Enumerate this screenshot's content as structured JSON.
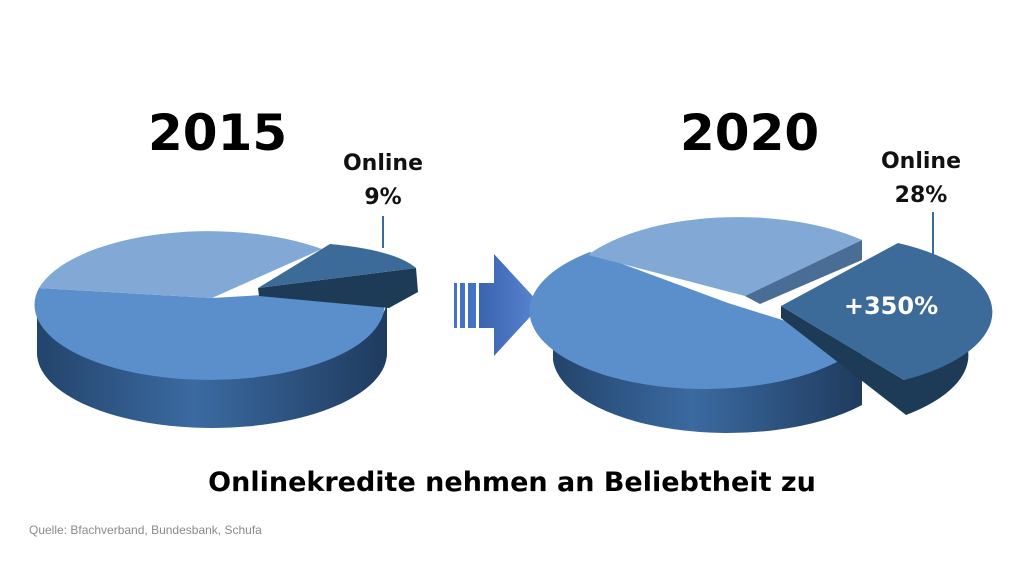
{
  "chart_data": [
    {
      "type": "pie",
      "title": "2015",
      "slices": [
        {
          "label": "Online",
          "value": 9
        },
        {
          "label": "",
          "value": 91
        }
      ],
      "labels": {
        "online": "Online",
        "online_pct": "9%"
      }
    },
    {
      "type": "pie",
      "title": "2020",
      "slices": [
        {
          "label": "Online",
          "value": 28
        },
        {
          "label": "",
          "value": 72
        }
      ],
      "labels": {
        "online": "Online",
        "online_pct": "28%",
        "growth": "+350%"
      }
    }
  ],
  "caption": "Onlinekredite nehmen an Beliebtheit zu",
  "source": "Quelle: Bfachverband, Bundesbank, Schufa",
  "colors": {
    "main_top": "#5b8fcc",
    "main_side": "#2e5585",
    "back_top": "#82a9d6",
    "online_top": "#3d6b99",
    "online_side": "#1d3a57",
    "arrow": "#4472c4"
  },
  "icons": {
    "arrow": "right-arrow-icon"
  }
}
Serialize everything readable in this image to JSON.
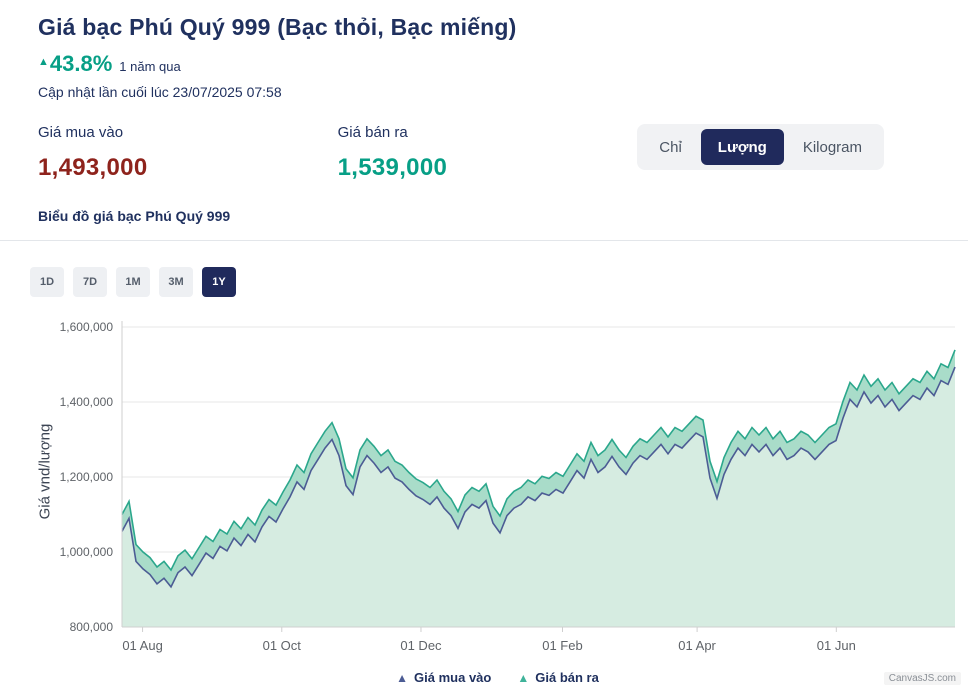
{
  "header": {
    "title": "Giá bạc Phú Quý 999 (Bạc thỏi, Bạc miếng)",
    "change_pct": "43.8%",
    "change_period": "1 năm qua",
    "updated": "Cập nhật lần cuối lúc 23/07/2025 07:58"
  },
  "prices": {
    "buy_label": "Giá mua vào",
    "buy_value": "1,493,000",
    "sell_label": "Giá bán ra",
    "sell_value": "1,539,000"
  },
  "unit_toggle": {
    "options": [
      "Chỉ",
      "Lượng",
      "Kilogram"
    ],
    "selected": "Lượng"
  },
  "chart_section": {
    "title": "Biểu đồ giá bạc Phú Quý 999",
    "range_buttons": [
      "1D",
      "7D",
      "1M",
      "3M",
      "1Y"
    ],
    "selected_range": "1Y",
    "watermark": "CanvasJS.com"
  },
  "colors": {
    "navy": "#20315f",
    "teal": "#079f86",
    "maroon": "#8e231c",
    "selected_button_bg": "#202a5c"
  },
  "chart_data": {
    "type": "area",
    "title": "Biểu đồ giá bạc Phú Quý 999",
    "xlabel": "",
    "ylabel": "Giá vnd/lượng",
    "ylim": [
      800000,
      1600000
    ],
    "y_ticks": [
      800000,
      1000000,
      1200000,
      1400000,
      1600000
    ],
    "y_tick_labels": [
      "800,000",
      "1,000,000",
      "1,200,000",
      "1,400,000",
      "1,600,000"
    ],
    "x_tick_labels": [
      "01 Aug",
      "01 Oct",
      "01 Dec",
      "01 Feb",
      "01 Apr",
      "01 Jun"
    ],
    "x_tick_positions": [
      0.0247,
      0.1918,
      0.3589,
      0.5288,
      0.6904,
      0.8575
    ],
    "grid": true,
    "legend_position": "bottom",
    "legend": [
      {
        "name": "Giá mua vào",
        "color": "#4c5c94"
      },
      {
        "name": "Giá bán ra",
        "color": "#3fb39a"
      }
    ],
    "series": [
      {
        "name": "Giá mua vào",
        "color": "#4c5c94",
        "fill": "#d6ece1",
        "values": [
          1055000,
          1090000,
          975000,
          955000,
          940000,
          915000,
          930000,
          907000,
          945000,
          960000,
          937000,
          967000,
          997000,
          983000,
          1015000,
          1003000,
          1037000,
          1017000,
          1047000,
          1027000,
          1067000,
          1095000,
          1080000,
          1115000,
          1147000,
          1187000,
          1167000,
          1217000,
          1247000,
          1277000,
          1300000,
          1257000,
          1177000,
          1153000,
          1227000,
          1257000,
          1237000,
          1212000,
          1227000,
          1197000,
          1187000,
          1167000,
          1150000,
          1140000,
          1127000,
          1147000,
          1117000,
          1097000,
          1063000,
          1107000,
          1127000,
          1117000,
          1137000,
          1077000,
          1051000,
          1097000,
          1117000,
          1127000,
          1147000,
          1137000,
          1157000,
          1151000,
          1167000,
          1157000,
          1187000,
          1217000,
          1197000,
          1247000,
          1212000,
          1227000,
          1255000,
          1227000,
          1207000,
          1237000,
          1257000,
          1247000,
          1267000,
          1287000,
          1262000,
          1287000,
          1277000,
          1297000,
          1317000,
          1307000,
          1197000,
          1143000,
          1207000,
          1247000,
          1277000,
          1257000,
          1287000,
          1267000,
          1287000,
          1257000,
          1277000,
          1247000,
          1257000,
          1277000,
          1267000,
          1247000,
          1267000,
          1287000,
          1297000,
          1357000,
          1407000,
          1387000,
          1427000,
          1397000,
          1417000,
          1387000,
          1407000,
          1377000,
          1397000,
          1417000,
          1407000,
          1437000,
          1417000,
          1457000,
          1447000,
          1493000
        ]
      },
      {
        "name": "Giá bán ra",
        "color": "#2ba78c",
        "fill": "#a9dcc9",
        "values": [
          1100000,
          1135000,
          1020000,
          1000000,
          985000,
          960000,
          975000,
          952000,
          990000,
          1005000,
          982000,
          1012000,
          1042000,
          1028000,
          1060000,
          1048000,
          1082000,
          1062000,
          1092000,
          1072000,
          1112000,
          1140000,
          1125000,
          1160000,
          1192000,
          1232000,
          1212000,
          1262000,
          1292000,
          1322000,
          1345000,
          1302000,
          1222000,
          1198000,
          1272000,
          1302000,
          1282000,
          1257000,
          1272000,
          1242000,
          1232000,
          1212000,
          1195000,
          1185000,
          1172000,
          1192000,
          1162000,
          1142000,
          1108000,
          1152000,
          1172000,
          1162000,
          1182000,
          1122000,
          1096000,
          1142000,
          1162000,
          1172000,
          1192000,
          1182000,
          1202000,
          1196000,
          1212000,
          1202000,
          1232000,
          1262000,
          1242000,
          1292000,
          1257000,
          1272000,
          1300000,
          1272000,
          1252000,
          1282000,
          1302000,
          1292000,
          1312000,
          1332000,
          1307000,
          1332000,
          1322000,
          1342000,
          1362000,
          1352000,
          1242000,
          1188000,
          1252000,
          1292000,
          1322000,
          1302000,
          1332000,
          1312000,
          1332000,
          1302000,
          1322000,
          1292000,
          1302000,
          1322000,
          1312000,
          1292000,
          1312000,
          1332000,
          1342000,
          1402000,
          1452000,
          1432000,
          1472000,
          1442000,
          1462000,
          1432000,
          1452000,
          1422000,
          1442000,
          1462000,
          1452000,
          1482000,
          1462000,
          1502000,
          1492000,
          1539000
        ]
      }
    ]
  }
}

····················

Without the pictures, return all the records precisely as they stand.

- [THE COMPLETED TASK]:
Enumerate this screenshot's content as structured JSON.
{
  "chart_data": [
    {
      "type": "pie",
      "title": "2015",
      "slices": [
        {
          "label": "Online",
          "value": 9
        },
        {
          "label": "",
          "value": 91
        }
      ],
      "labels": {
        "online": "Online",
        "online_pct": "9%"
      }
    },
    {
      "type": "pie",
      "title": "2020",
      "slices": [
        {
          "label": "Online",
          "value": 28
        },
        {
          "label": "",
          "value": 72
        }
      ],
      "labels": {
        "online": "Online",
        "online_pct": "28%",
        "growth": "+350%"
      }
    }
  ],
  "caption": "Onlinekredite nehmen an Beliebtheit zu",
  "source": "Quelle: Bfachverband, Bundesbank, Schufa",
  "colors": {
    "main_top": "#5b8fcc",
    "main_side": "#2e5585",
    "back_top": "#82a9d6",
    "online_top": "#3d6b99",
    "online_side": "#1d3a57",
    "arrow": "#4472c4"
  },
  "icons": {
    "arrow": "right-arrow-icon"
  }
}
Serialize everything readable in this image to JSON.
{
  "header": {
    "title": "Giá bạc Phú Quý 999 (Bạc thỏi, Bạc miếng)",
    "change_pct": "43.8%",
    "change_period": "1 năm qua",
    "updated": "Cập nhật lần cuối lúc 23/07/2025 07:58"
  },
  "prices": {
    "buy_label": "Giá mua vào",
    "buy_value": "1,493,000",
    "sell_label": "Giá bán ra",
    "sell_value": "1,539,000"
  },
  "unit_toggle": {
    "options": [
      "Chỉ",
      "Lượng",
      "Kilogram"
    ],
    "selected": "Lượng"
  },
  "chart_section": {
    "title": "Biểu đồ giá bạc Phú Quý 999",
    "range_buttons": [
      "1D",
      "7D",
      "1M",
      "3M",
      "1Y"
    ],
    "selected_range": "1Y",
    "watermark": "CanvasJS.com"
  },
  "colors": {
    "navy": "#20315f",
    "teal": "#079f86",
    "maroon": "#8e231c",
    "selected_button_bg": "#202a5c"
  },
  "chart_data": {
    "type": "area",
    "title": "Biểu đồ giá bạc Phú Quý 999",
    "xlabel": "",
    "ylabel": "Giá vnd/lượng",
    "ylim": [
      800000,
      1600000
    ],
    "y_ticks": [
      800000,
      1000000,
      1200000,
      1400000,
      1600000
    ],
    "y_tick_labels": [
      "800,000",
      "1,000,000",
      "1,200,000",
      "1,400,000",
      "1,600,000"
    ],
    "x_tick_labels": [
      "01 Aug",
      "01 Oct",
      "01 Dec",
      "01 Feb",
      "01 Apr",
      "01 Jun"
    ],
    "x_tick_positions": [
      0.0247,
      0.1918,
      0.3589,
      0.5288,
      0.6904,
      0.8575
    ],
    "grid": true,
    "legend_position": "bottom",
    "legend": [
      {
        "name": "Giá mua vào",
        "color": "#4c5c94"
      },
      {
        "name": "Giá bán ra",
        "color": "#3fb39a"
      }
    ],
    "series": [
      {
        "name": "Giá mua vào",
        "color": "#4c5c94",
        "fill": "#d6ece1",
        "values": [
          1055000,
          1090000,
          975000,
          955000,
          940000,
          915000,
          930000,
          907000,
          945000,
          960000,
          937000,
          967000,
          997000,
          983000,
          1015000,
          1003000,
          1037000,
          1017000,
          1047000,
          1027000,
          1067000,
          1095000,
          1080000,
          1115000,
          1147000,
          1187000,
          1167000,
          1217000,
          1247000,
          1277000,
          1300000,
          1257000,
          1177000,
          1153000,
          1227000,
          1257000,
          1237000,
          1212000,
          1227000,
          1197000,
          1187000,
          1167000,
          1150000,
          1140000,
          1127000,
          1147000,
          1117000,
          1097000,
          1063000,
          1107000,
          1127000,
          1117000,
          1137000,
          1077000,
          1051000,
          1097000,
          1117000,
          1127000,
          1147000,
          1137000,
          1157000,
          1151000,
          1167000,
          1157000,
          1187000,
          1217000,
          1197000,
          1247000,
          1212000,
          1227000,
          1255000,
          1227000,
          1207000,
          1237000,
          1257000,
          1247000,
          1267000,
          1287000,
          1262000,
          1287000,
          1277000,
          1297000,
          1317000,
          1307000,
          1197000,
          1143000,
          1207000,
          1247000,
          1277000,
          1257000,
          1287000,
          1267000,
          1287000,
          1257000,
          1277000,
          1247000,
          1257000,
          1277000,
          1267000,
          1247000,
          1267000,
          1287000,
          1297000,
          1357000,
          1407000,
          1387000,
          1427000,
          1397000,
          1417000,
          1387000,
          1407000,
          1377000,
          1397000,
          1417000,
          1407000,
          1437000,
          1417000,
          1457000,
          1447000,
          1493000
        ]
      },
      {
        "name": "Giá bán ra",
        "color": "#2ba78c",
        "fill": "#a9dcc9",
        "values": [
          1100000,
          1135000,
          1020000,
          1000000,
          985000,
          960000,
          975000,
          952000,
          990000,
          1005000,
          982000,
          1012000,
          1042000,
          1028000,
          1060000,
          1048000,
          1082000,
          1062000,
          1092000,
          1072000,
          1112000,
          1140000,
          1125000,
          1160000,
          1192000,
          1232000,
          1212000,
          1262000,
          1292000,
          1322000,
          1345000,
          1302000,
          1222000,
          1198000,
          1272000,
          1302000,
          1282000,
          1257000,
          1272000,
          1242000,
          1232000,
          1212000,
          1195000,
          1185000,
          1172000,
          1192000,
          1162000,
          1142000,
          1108000,
          1152000,
          1172000,
          1162000,
          1182000,
          1122000,
          1096000,
          1142000,
          1162000,
          1172000,
          1192000,
          1182000,
          1202000,
          1196000,
          1212000,
          1202000,
          1232000,
          1262000,
          1242000,
          1292000,
          1257000,
          1272000,
          1300000,
          1272000,
          1252000,
          1282000,
          1302000,
          1292000,
          1312000,
          1332000,
          1307000,
          1332000,
          1322000,
          1342000,
          1362000,
          1352000,
          1242000,
          1188000,
          1252000,
          1292000,
          1322000,
          1302000,
          1332000,
          1312000,
          1332000,
          1302000,
          1322000,
          1292000,
          1302000,
          1322000,
          1312000,
          1292000,
          1312000,
          1332000,
          1342000,
          1402000,
          1452000,
          1432000,
          1472000,
          1442000,
          1462000,
          1432000,
          1452000,
          1422000,
          1442000,
          1462000,
          1452000,
          1482000,
          1462000,
          1502000,
          1492000,
          1539000
        ]
      }
    ]
  }
}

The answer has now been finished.